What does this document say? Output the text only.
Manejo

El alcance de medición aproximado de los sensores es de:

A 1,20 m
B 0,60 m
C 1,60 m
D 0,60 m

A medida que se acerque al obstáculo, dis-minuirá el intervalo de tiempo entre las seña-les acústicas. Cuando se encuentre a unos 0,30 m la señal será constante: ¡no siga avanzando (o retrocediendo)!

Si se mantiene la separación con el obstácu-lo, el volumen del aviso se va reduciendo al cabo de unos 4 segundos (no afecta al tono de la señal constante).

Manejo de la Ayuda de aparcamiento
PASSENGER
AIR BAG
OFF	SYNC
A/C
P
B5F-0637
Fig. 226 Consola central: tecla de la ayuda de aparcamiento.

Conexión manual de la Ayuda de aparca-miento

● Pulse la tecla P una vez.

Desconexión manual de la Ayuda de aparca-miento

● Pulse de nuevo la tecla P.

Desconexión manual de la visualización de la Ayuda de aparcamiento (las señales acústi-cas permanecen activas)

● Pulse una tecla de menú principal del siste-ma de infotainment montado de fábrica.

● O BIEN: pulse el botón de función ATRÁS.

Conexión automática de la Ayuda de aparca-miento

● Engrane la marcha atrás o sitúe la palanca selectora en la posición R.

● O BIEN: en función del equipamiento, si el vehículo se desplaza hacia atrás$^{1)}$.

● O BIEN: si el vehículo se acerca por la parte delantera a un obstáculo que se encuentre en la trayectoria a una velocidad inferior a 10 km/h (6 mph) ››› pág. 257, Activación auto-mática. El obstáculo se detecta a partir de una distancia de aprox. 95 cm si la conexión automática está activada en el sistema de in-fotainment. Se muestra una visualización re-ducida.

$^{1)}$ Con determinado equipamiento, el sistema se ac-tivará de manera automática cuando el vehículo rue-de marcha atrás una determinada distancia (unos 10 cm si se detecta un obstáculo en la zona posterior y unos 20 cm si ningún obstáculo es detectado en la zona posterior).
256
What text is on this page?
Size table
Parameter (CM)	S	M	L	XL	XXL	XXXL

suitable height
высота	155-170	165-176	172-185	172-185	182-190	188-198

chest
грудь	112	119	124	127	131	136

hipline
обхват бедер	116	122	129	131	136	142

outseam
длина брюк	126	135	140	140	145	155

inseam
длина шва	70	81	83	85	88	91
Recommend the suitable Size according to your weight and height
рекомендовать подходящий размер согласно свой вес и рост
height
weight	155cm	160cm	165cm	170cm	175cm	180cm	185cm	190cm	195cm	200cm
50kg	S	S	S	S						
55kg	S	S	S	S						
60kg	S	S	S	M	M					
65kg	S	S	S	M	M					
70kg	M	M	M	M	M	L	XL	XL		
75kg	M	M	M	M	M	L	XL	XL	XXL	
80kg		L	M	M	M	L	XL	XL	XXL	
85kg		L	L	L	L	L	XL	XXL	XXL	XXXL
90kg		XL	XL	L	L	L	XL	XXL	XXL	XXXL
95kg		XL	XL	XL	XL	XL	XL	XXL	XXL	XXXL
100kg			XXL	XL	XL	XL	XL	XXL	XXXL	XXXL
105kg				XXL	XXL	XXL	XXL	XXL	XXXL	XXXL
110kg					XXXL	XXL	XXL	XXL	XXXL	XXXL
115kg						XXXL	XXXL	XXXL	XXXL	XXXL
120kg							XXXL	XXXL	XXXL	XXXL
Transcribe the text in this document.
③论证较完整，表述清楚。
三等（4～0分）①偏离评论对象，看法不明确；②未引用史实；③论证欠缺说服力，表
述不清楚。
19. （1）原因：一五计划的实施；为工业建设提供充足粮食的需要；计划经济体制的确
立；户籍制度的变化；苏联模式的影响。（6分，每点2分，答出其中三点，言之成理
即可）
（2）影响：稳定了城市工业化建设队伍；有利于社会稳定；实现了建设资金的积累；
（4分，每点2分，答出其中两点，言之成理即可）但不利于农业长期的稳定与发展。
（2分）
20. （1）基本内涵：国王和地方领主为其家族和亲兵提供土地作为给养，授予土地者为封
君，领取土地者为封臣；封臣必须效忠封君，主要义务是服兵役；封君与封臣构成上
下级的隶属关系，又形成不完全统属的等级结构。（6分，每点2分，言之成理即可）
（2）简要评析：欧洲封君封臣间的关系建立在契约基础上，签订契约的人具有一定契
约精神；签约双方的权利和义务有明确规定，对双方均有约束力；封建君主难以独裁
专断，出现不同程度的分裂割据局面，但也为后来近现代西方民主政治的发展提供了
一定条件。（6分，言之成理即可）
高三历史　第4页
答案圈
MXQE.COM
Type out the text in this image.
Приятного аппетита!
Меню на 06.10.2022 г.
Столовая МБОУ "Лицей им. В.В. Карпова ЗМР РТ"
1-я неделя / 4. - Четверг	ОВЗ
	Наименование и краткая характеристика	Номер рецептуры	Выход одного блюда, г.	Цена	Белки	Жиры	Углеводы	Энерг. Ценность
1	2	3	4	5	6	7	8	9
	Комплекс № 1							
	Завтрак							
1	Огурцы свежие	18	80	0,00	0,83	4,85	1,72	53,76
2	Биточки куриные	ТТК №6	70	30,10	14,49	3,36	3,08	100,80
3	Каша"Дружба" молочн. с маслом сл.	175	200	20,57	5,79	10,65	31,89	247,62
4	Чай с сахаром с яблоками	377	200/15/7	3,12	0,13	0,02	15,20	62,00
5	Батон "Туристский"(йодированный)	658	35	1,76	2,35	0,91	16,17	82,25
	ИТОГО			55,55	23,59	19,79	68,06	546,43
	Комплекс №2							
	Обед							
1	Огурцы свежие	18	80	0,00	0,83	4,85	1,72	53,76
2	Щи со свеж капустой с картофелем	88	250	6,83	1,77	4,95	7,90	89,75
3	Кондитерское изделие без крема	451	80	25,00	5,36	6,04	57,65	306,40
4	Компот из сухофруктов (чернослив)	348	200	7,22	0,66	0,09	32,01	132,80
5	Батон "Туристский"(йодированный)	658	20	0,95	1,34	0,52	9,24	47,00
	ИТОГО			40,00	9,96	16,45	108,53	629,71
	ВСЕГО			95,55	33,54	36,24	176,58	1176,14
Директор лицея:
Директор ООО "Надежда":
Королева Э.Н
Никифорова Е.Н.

STATED GOAL: Every entry needs to be retyped exactly.

COMPLETED TASK:
What does this document say? Output the text only.
Manejo

El alcance de medición aproximado de los sensores es de:

A 1,20 m
B 0,60 m
C 1,60 m
D 0,60 m

A medida que se acerque al obstáculo, dis-minuirá el intervalo de tiempo entre las seña-les acústicas. Cuando se encuentre a unos 0,30 m la señal será constante: ¡no siga avanzando (o retrocediendo)!

Si se mantiene la separación con el obstácu-lo, el volumen del aviso se va reduciendo al cabo de unos 4 segundos (no afecta al tono de la señal constante).

Manejo de la Ayuda de aparcamiento
PASSENGER
AIR BAG
OFF	SYNC
A/C
P
B5F-0637
Fig. 226 Consola central: tecla de la ayuda de aparcamiento.

Conexión manual de la Ayuda de aparca-miento

● Pulse la tecla P una vez.

Desconexión manual de la Ayuda de aparca-miento

● Pulse de nuevo la tecla P.

Desconexión manual de la visualización de la Ayuda de aparcamiento (las señales acústi-cas permanecen activas)

● Pulse una tecla de menú principal del siste-ma de infotainment montado de fábrica.

● O BIEN: pulse el botón de función ATRÁS.

Conexión automática de la Ayuda de aparca-miento

● Engrane la marcha atrás o sitúe la palanca selectora en la posición R.

● O BIEN: en función del equipamiento, si el vehículo se desplaza hacia atrás$^{1)}$.

● O BIEN: si el vehículo se acerca por la parte delantera a un obstáculo que se encuentre en la trayectoria a una velocidad inferior a 10 km/h (6 mph) ››› pág. 257, Activación auto-mática. El obstáculo se detecta a partir de una distancia de aprox. 95 cm si la conexión automática está activada en el sistema de in-fotainment. Se muestra una visualización re-ducida.

$^{1)}$ Con determinado equipamiento, el sistema se ac-tivará de manera automática cuando el vehículo rue-de marcha atrás una determinada distancia (unos 10 cm si se detecta un obstáculo en la zona posterior y unos 20 cm si ningún obstáculo es detectado en la zona posterior).
256
What text is on this page?
Size table
Parameter (CM)	S	M	L	XL	XXL	XXXL

suitable height
высота	155-170	165-176	172-185	172-185	182-190	188-198

chest
грудь	112	119	124	127	131	136

hipline
обхват бедер	116	122	129	131	136	142

outseam
длина брюк	126	135	140	140	145	155

inseam
длина шва	70	81	83	85	88	91
Recommend the suitable Size according to your weight and height
рекомендовать подходящий размер согласно свой вес и рост
height
weight	155cm	160cm	165cm	170cm	175cm	180cm	185cm	190cm	195cm	200cm
50kg	S	S	S	S						
55kg	S	S	S	S						
60kg	S	S	S	M	M					
65kg	S	S	S	M	M					
70kg	M	M	M	M	M	L	XL	XL		
75kg	M	M	M	M	M	L	XL	XL	XXL	
80kg		L	M	M	M	L	XL	XL	XXL	
85kg		L	L	L	L	L	XL	XXL	XXL	XXXL
90kg		XL	XL	L	L	L	XL	XXL	XXL	XXXL
95kg		XL	XL	XL	XL	XL	XL	XXL	XXL	XXXL
100kg			XXL	XL	XL	XL	XL	XXL	XXXL	XXXL
105kg				XXL	XXL	XXL	XXL	XXL	XXXL	XXXL
110kg					XXXL	XXL	XXL	XXL	XXXL	XXXL
115kg						XXXL	XXXL	XXXL	XXXL	XXXL
120kg							XXXL	XXXL	XXXL	XXXL
Transcribe the text in this document.
③论证较完整，表述清楚。
三等（4～0分）①偏离评论对象，看法不明确；②未引用史实；③论证欠缺说服力，表
述不清楚。
19. （1）原因：一五计划的实施；为工业建设提供充足粮食的需要；计划经济体制的确
立；户籍制度的变化；苏联模式的影响。（6分，每点2分，答出其中三点，言之成理
即可）
（2）影响：稳定了城市工业化建设队伍；有利于社会稳定；实现了建设资金的积累；
（4分，每点2分，答出其中两点，言之成理即可）但不利于农业长期的稳定与发展。
（2分）
20. （1）基本内涵：国王和地方领主为其家族和亲兵提供土地作为给养，授予土地者为封
君，领取土地者为封臣；封臣必须效忠封君，主要义务是服兵役；封君与封臣构成上
下级的隶属关系，又形成不完全统属的等级结构。（6分，每点2分，言之成理即可）
（2）简要评析：欧洲封君封臣间的关系建立在契约基础上，签订契约的人具有一定契
约精神；签约双方的权利和义务有明确规定，对双方均有约束力；封建君主难以独裁
专断，出现不同程度的分裂割据局面，但也为后来近现代西方民主政治的发展提供了
一定条件。（6分，言之成理即可）
高三历史　第4页
答案圈
MXQE.COM
Type out the text in this image.
Приятного аппетита!
Меню на 06.10.2022 г.
Столовая МБОУ "Лицей им. В.В. Карпова ЗМР РТ"
1-я неделя / 4. - Четверг	ОВЗ
	Наименование и краткая характеристика	Номер рецептуры	Выход одного блюда, г.	Цена	Белки	Жиры	Углеводы	Энерг. Ценность
1	2	3	4	5	6	7	8	9
	Комплекс № 1							
	Завтрак							
1	Огурцы свежие	18	80	0,00	0,83	4,85	1,72	53,76
2	Биточки куриные	ТТК №6	70	30,10	14,49	3,36	3,08	100,80
3	Каша"Дружба" молочн. с маслом сл.	175	200	20,57	5,79	10,65	31,89	247,62
4	Чай с сахаром с яблоками	377	200/15/7	3,12	0,13	0,02	15,20	62,00
5	Батон "Туристский"(йодированный)	658	35	1,76	2,35	0,91	16,17	82,25
	ИТОГО			55,55	23,59	19,79	68,06	546,43
	Комплекс №2							
	Обед							
1	Огурцы свежие	18	80	0,00	0,83	4,85	1,72	53,76
2	Щи со свеж капустой с картофелем	88	250	6,83	1,77	4,95	7,90	89,75
3	Кондитерское изделие без крема	451	80	25,00	5,36	6,04	57,65	306,40
4	Компот из сухофруктов (чернослив)	348	200	7,22	0,66	0,09	32,01	132,80
5	Батон "Туристский"(йодированный)	658	20	0,95	1,34	0,52	9,24	47,00
	ИТОГО			40,00	9,96	16,45	108,53	629,71
	ВСЕГО			95,55	33,54	36,24	176,58	1176,14
Директор лицея:
Директор ООО "Надежда":
Королева Э.Н
Никифорова Е.Н.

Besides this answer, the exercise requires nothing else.